Task statement:
Identify the lines that contain the string "Amidala" and report only how many there are.

★ ★ ★ ★

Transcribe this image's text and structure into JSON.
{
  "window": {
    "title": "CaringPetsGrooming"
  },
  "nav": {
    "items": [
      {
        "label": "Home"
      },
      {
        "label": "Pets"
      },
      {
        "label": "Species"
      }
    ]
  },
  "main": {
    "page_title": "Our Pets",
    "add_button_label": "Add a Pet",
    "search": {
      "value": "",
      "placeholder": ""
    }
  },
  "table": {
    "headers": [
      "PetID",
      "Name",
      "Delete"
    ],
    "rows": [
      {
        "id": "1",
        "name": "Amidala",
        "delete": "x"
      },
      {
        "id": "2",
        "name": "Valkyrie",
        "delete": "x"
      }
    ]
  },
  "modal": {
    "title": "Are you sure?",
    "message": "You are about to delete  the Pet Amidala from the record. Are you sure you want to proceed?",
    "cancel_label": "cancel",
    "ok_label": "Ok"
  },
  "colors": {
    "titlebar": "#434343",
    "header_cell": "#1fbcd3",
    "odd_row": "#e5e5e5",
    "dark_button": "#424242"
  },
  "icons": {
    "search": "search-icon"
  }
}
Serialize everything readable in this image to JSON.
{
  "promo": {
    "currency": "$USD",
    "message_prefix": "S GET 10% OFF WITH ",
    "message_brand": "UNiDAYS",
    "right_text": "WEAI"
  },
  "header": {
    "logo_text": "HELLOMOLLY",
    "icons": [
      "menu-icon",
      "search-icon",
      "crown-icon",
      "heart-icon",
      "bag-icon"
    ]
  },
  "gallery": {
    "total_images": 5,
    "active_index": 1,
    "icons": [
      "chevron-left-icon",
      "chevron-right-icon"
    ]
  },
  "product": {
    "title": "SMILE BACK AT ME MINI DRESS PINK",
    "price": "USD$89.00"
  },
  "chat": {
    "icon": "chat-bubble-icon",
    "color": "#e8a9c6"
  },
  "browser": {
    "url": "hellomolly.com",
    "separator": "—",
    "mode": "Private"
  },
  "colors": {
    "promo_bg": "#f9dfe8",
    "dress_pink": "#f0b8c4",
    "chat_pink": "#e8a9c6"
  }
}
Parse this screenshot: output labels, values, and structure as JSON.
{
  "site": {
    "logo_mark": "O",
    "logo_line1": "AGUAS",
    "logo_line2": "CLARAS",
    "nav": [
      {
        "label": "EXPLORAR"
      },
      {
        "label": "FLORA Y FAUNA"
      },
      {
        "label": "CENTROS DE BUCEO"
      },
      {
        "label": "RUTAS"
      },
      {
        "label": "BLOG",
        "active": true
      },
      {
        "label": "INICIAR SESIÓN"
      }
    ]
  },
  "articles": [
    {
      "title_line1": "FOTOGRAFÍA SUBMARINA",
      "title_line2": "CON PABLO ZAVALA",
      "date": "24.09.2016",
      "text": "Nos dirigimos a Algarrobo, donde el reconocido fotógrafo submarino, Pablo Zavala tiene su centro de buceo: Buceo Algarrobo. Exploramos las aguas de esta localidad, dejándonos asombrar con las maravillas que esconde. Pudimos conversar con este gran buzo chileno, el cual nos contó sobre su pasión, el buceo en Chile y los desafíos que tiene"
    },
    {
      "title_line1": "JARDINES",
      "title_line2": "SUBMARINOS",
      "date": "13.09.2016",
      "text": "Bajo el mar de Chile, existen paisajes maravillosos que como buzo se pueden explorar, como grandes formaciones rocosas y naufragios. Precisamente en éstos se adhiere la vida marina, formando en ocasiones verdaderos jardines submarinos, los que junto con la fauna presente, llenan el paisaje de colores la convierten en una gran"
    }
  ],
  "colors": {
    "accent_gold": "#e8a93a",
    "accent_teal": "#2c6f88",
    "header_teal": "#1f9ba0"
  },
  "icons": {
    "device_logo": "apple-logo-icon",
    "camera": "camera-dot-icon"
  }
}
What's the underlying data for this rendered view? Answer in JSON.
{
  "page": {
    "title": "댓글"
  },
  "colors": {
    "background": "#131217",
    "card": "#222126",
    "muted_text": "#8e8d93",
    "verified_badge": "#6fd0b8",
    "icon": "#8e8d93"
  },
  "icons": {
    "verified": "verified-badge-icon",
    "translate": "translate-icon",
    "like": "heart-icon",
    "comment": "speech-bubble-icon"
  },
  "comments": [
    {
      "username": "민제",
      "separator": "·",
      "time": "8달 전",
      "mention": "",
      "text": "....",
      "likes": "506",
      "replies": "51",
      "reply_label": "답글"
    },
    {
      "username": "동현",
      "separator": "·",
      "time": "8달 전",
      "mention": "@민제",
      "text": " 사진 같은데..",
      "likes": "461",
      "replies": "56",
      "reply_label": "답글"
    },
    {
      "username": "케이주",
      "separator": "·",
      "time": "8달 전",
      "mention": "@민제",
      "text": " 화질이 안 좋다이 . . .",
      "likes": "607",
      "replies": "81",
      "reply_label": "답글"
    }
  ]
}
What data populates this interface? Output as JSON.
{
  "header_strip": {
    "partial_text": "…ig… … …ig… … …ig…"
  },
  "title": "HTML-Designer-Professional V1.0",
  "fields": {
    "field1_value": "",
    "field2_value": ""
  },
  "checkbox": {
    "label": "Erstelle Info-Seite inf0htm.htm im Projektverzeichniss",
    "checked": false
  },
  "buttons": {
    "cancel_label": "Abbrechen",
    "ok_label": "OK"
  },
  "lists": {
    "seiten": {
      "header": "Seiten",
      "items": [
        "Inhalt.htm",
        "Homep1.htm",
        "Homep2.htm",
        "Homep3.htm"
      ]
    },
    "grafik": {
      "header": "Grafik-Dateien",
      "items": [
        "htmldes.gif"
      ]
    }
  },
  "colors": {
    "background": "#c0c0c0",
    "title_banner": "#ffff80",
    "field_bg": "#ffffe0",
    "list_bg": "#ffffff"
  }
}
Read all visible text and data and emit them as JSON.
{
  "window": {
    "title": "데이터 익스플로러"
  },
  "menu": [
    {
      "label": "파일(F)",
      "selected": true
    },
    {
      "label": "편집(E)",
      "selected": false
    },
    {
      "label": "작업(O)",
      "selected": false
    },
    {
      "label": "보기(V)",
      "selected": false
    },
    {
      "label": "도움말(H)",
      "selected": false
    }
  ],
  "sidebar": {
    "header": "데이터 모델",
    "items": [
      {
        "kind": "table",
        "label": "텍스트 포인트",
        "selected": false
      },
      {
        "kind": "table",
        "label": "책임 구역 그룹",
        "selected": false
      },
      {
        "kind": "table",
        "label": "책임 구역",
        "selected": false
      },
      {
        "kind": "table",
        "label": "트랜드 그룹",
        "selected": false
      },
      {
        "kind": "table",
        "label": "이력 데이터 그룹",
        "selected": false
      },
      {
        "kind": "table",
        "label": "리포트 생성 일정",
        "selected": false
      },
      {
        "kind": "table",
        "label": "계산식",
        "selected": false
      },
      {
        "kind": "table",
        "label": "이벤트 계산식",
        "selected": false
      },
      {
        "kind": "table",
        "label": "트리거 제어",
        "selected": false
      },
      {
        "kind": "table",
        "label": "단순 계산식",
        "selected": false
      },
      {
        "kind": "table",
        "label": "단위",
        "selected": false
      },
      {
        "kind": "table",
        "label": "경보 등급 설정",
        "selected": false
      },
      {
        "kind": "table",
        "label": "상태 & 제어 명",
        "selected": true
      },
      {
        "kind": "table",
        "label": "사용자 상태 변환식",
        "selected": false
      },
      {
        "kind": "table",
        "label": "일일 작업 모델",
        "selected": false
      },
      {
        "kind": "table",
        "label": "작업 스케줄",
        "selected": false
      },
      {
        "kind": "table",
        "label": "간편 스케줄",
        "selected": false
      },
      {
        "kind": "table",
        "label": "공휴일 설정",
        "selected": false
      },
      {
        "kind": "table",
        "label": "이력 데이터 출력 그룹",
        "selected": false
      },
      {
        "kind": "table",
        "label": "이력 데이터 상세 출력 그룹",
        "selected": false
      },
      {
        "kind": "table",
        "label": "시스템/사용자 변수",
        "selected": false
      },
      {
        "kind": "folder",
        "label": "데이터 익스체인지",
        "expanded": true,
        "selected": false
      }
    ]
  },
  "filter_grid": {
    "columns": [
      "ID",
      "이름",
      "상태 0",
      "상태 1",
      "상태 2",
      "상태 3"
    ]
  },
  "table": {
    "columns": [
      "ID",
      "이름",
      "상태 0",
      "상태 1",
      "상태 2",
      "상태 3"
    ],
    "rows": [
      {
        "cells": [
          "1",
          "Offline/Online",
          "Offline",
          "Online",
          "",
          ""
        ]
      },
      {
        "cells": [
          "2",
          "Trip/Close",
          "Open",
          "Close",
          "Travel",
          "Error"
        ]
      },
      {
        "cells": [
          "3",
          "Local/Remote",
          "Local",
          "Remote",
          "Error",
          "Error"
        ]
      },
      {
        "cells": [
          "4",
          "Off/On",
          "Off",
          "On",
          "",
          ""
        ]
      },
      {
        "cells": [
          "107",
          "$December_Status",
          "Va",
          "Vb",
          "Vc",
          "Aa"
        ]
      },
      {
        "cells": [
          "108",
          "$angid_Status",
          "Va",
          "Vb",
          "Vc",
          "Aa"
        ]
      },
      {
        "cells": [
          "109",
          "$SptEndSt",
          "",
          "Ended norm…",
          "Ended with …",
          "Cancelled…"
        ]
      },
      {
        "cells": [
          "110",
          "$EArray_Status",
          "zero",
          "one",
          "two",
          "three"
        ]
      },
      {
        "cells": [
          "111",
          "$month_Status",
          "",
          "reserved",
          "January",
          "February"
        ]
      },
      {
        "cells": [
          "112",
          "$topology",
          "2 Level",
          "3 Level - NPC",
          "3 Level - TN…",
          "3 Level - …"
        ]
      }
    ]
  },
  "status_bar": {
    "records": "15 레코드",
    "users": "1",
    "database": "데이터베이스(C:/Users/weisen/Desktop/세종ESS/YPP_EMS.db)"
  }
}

★ ★ ★ ★

Solution to this problem:
2